## DATASET ROWS
□ □ □ □

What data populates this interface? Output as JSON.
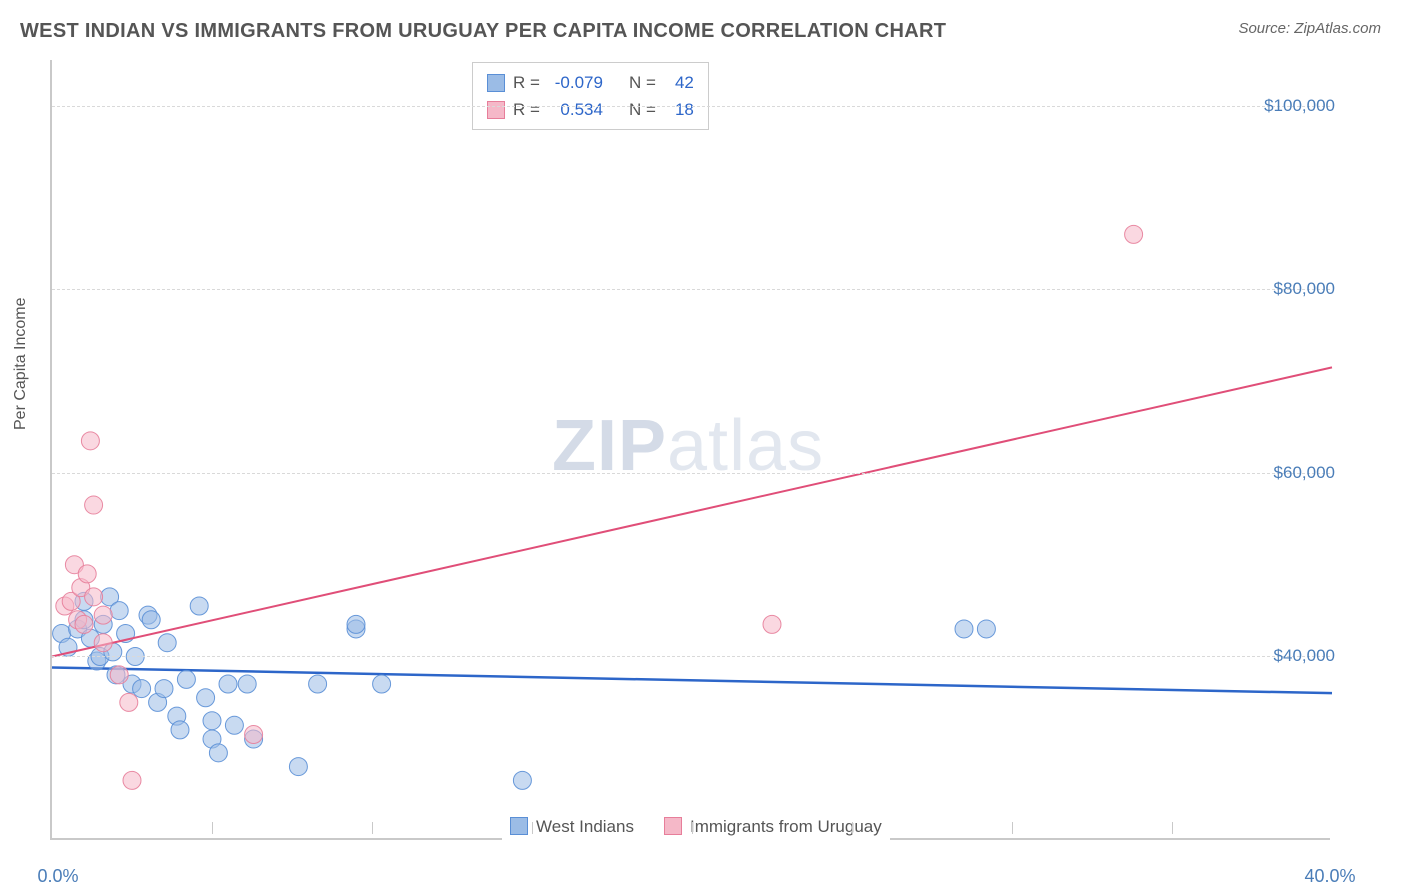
{
  "title": "WEST INDIAN VS IMMIGRANTS FROM URUGUAY PER CAPITA INCOME CORRELATION CHART",
  "source": "Source: ZipAtlas.com",
  "ylabel": "Per Capita Income",
  "watermark_a": "ZIP",
  "watermark_b": "atlas",
  "chart": {
    "type": "scatter",
    "background_color": "#ffffff",
    "grid_color": "#d9d9d9",
    "axis_color": "#c9c9c9",
    "tick_label_color": "#4a7db8",
    "label_fontsize": 16,
    "tick_fontsize": 17,
    "xlim": [
      0,
      40
    ],
    "ylim": [
      20000,
      105000
    ],
    "x_ticks": [
      0,
      40
    ],
    "x_tick_labels": [
      "0.0%",
      "40.0%"
    ],
    "x_minor_ticks": [
      5,
      10,
      15,
      20,
      25,
      30,
      35
    ],
    "y_ticks": [
      40000,
      60000,
      80000,
      100000
    ],
    "y_tick_labels": [
      "$40,000",
      "$60,000",
      "$80,000",
      "$100,000"
    ],
    "marker_radius": 9,
    "marker_opacity": 0.55,
    "marker_stroke_opacity": 0.9,
    "series": [
      {
        "name": "West Indians",
        "color_fill": "#9bbce6",
        "color_stroke": "#5a8fd6",
        "r": -0.079,
        "n": 42,
        "trend": {
          "x1": 0,
          "y1": 38800,
          "x2": 40,
          "y2": 36000,
          "color": "#2d66c9",
          "width": 2.5
        },
        "points": [
          [
            0.3,
            42500
          ],
          [
            0.5,
            41000
          ],
          [
            0.8,
            43000
          ],
          [
            1.0,
            44000
          ],
          [
            1.0,
            46000
          ],
          [
            1.2,
            42000
          ],
          [
            1.4,
            39500
          ],
          [
            1.5,
            40000
          ],
          [
            1.6,
            43500
          ],
          [
            1.8,
            46500
          ],
          [
            1.9,
            40500
          ],
          [
            2.0,
            38000
          ],
          [
            2.1,
            45000
          ],
          [
            2.3,
            42500
          ],
          [
            2.5,
            37000
          ],
          [
            2.6,
            40000
          ],
          [
            2.8,
            36500
          ],
          [
            3.0,
            44500
          ],
          [
            3.1,
            44000
          ],
          [
            3.3,
            35000
          ],
          [
            3.5,
            36500
          ],
          [
            3.6,
            41500
          ],
          [
            3.9,
            33500
          ],
          [
            4.0,
            32000
          ],
          [
            4.2,
            37500
          ],
          [
            4.6,
            45500
          ],
          [
            4.8,
            35500
          ],
          [
            5.0,
            31000
          ],
          [
            5.0,
            33000
          ],
          [
            5.2,
            29500
          ],
          [
            5.5,
            37000
          ],
          [
            5.7,
            32500
          ],
          [
            6.1,
            37000
          ],
          [
            6.3,
            31000
          ],
          [
            7.7,
            28000
          ],
          [
            8.3,
            37000
          ],
          [
            9.5,
            43000
          ],
          [
            9.5,
            43500
          ],
          [
            10.3,
            37000
          ],
          [
            14.7,
            26500
          ],
          [
            28.5,
            43000
          ],
          [
            29.2,
            43000
          ]
        ]
      },
      {
        "name": "Immigrants from Uruguay",
        "color_fill": "#f5b8c8",
        "color_stroke": "#e77e9a",
        "r": 0.534,
        "n": 18,
        "trend": {
          "x1": 0,
          "y1": 40000,
          "x2": 40,
          "y2": 71500,
          "color": "#e04e78",
          "width": 2
        },
        "points": [
          [
            0.4,
            45500
          ],
          [
            0.6,
            46000
          ],
          [
            0.7,
            50000
          ],
          [
            0.8,
            44000
          ],
          [
            0.9,
            47500
          ],
          [
            1.0,
            43500
          ],
          [
            1.1,
            49000
          ],
          [
            1.2,
            63500
          ],
          [
            1.3,
            46500
          ],
          [
            1.3,
            56500
          ],
          [
            1.6,
            44500
          ],
          [
            1.6,
            41500
          ],
          [
            2.1,
            38000
          ],
          [
            2.4,
            35000
          ],
          [
            2.5,
            26500
          ],
          [
            6.3,
            31500
          ],
          [
            22.5,
            43500
          ],
          [
            33.8,
            86000
          ]
        ]
      }
    ]
  },
  "stat_box": {
    "rows": [
      {
        "swatch_fill": "#9bbce6",
        "swatch_stroke": "#5a8fd6",
        "r_label": "R =",
        "r_val": "-0.079",
        "n_label": "N =",
        "n_val": "42"
      },
      {
        "swatch_fill": "#f5b8c8",
        "swatch_stroke": "#e77e9a",
        "r_label": "R =",
        "r_val": "0.534",
        "n_label": "N =",
        "n_val": "18"
      }
    ]
  },
  "legend": [
    {
      "swatch_fill": "#9bbce6",
      "swatch_stroke": "#5a8fd6",
      "label": "West Indians"
    },
    {
      "swatch_fill": "#f5b8c8",
      "swatch_stroke": "#e77e9a",
      "label": "Immigrants from Uruguay"
    }
  ]
}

□ □ □ □

## JOB
Print out the material word for word, omitting the pictures.

## THE ANSWER
What data populates this interface? Output as JSON.
{
  "title": "WEST INDIAN VS IMMIGRANTS FROM URUGUAY PER CAPITA INCOME CORRELATION CHART",
  "source": "Source: ZipAtlas.com",
  "ylabel": "Per Capita Income",
  "watermark_a": "ZIP",
  "watermark_b": "atlas",
  "chart": {
    "type": "scatter",
    "background_color": "#ffffff",
    "grid_color": "#d9d9d9",
    "axis_color": "#c9c9c9",
    "tick_label_color": "#4a7db8",
    "label_fontsize": 16,
    "tick_fontsize": 17,
    "xlim": [
      0,
      40
    ],
    "ylim": [
      20000,
      105000
    ],
    "x_ticks": [
      0,
      40
    ],
    "x_tick_labels": [
      "0.0%",
      "40.0%"
    ],
    "x_minor_ticks": [
      5,
      10,
      15,
      20,
      25,
      30,
      35
    ],
    "y_ticks": [
      40000,
      60000,
      80000,
      100000
    ],
    "y_tick_labels": [
      "$40,000",
      "$60,000",
      "$80,000",
      "$100,000"
    ],
    "marker_radius": 9,
    "marker_opacity": 0.55,
    "marker_stroke_opacity": 0.9,
    "series": [
      {
        "name": "West Indians",
        "color_fill": "#9bbce6",
        "color_stroke": "#5a8fd6",
        "r": -0.079,
        "n": 42,
        "trend": {
          "x1": 0,
          "y1": 38800,
          "x2": 40,
          "y2": 36000,
          "color": "#2d66c9",
          "width": 2.5
        },
        "points": [
          [
            0.3,
            42500
          ],
          [
            0.5,
            41000
          ],
          [
            0.8,
            43000
          ],
          [
            1.0,
            44000
          ],
          [
            1.0,
            46000
          ],
          [
            1.2,
            42000
          ],
          [
            1.4,
            39500
          ],
          [
            1.5,
            40000
          ],
          [
            1.6,
            43500
          ],
          [
            1.8,
            46500
          ],
          [
            1.9,
            40500
          ],
          [
            2.0,
            38000
          ],
          [
            2.1,
            45000
          ],
          [
            2.3,
            42500
          ],
          [
            2.5,
            37000
          ],
          [
            2.6,
            40000
          ],
          [
            2.8,
            36500
          ],
          [
            3.0,
            44500
          ],
          [
            3.1,
            44000
          ],
          [
            3.3,
            35000
          ],
          [
            3.5,
            36500
          ],
          [
            3.6,
            41500
          ],
          [
            3.9,
            33500
          ],
          [
            4.0,
            32000
          ],
          [
            4.2,
            37500
          ],
          [
            4.6,
            45500
          ],
          [
            4.8,
            35500
          ],
          [
            5.0,
            31000
          ],
          [
            5.0,
            33000
          ],
          [
            5.2,
            29500
          ],
          [
            5.5,
            37000
          ],
          [
            5.7,
            32500
          ],
          [
            6.1,
            37000
          ],
          [
            6.3,
            31000
          ],
          [
            7.7,
            28000
          ],
          [
            8.3,
            37000
          ],
          [
            9.5,
            43000
          ],
          [
            9.5,
            43500
          ],
          [
            10.3,
            37000
          ],
          [
            14.7,
            26500
          ],
          [
            28.5,
            43000
          ],
          [
            29.2,
            43000
          ]
        ]
      },
      {
        "name": "Immigrants from Uruguay",
        "color_fill": "#f5b8c8",
        "color_stroke": "#e77e9a",
        "r": 0.534,
        "n": 18,
        "trend": {
          "x1": 0,
          "y1": 40000,
          "x2": 40,
          "y2": 71500,
          "color": "#e04e78",
          "width": 2
        },
        "points": [
          [
            0.4,
            45500
          ],
          [
            0.6,
            46000
          ],
          [
            0.7,
            50000
          ],
          [
            0.8,
            44000
          ],
          [
            0.9,
            47500
          ],
          [
            1.0,
            43500
          ],
          [
            1.1,
            49000
          ],
          [
            1.2,
            63500
          ],
          [
            1.3,
            46500
          ],
          [
            1.3,
            56500
          ],
          [
            1.6,
            44500
          ],
          [
            1.6,
            41500
          ],
          [
            2.1,
            38000
          ],
          [
            2.4,
            35000
          ],
          [
            2.5,
            26500
          ],
          [
            6.3,
            31500
          ],
          [
            22.5,
            43500
          ],
          [
            33.8,
            86000
          ]
        ]
      }
    ]
  },
  "stat_box": {
    "rows": [
      {
        "swatch_fill": "#9bbce6",
        "swatch_stroke": "#5a8fd6",
        "r_label": "R =",
        "r_val": "-0.079",
        "n_label": "N =",
        "n_val": "42"
      },
      {
        "swatch_fill": "#f5b8c8",
        "swatch_stroke": "#e77e9a",
        "r_label": "R =",
        "r_val": "0.534",
        "n_label": "N =",
        "n_val": "18"
      }
    ]
  },
  "legend": [
    {
      "swatch_fill": "#9bbce6",
      "swatch_stroke": "#5a8fd6",
      "label": "West Indians"
    },
    {
      "swatch_fill": "#f5b8c8",
      "swatch_stroke": "#e77e9a",
      "label": "Immigrants from Uruguay"
    }
  ]
}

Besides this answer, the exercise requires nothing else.